[Stored records]
========================================
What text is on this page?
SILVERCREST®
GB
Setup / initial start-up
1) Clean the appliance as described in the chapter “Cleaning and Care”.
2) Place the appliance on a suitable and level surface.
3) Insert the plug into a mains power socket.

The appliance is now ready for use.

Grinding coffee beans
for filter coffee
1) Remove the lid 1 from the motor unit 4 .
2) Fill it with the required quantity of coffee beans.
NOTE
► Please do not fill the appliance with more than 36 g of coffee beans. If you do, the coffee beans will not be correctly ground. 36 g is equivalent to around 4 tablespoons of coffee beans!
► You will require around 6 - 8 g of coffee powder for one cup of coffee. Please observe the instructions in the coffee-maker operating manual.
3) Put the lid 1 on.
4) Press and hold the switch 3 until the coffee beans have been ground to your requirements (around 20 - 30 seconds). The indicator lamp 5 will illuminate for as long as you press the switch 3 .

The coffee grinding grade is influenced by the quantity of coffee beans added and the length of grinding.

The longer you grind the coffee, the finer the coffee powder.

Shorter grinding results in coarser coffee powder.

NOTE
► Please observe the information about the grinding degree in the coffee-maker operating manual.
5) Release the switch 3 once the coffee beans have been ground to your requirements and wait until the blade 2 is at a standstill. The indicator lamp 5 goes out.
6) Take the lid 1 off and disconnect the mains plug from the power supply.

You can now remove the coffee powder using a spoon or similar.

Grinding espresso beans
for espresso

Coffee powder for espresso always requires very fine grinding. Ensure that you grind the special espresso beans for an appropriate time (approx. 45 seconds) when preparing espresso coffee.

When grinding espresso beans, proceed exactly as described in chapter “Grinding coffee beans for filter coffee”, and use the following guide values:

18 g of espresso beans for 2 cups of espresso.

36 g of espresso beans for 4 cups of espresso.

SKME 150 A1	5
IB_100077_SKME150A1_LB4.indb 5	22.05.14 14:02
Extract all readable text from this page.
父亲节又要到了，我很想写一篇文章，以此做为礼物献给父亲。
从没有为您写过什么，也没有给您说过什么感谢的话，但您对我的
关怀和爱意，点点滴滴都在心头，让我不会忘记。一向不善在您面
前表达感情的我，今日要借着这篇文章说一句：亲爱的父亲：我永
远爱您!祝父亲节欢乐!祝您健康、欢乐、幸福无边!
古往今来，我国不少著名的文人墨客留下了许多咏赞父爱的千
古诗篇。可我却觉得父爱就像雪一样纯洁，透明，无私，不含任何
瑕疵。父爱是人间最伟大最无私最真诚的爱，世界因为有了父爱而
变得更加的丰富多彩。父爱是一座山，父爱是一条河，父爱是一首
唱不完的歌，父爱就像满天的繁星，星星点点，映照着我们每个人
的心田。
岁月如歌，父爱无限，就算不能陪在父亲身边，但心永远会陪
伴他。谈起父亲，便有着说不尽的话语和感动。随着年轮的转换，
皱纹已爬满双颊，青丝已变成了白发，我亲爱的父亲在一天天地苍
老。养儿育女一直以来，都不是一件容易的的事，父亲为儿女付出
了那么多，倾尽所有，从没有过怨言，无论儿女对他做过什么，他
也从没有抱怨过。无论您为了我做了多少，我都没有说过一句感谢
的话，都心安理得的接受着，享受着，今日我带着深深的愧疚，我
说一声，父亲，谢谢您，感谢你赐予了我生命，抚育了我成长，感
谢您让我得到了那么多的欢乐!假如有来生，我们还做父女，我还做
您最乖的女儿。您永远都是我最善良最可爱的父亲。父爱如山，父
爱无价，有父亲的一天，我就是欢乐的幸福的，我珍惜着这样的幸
========================================
## SHORT PROBLEM
In the entries above, some lines may contain the string "manual"; report how many, without additional comment.

## SOLUTION TO THE PROBLEM
2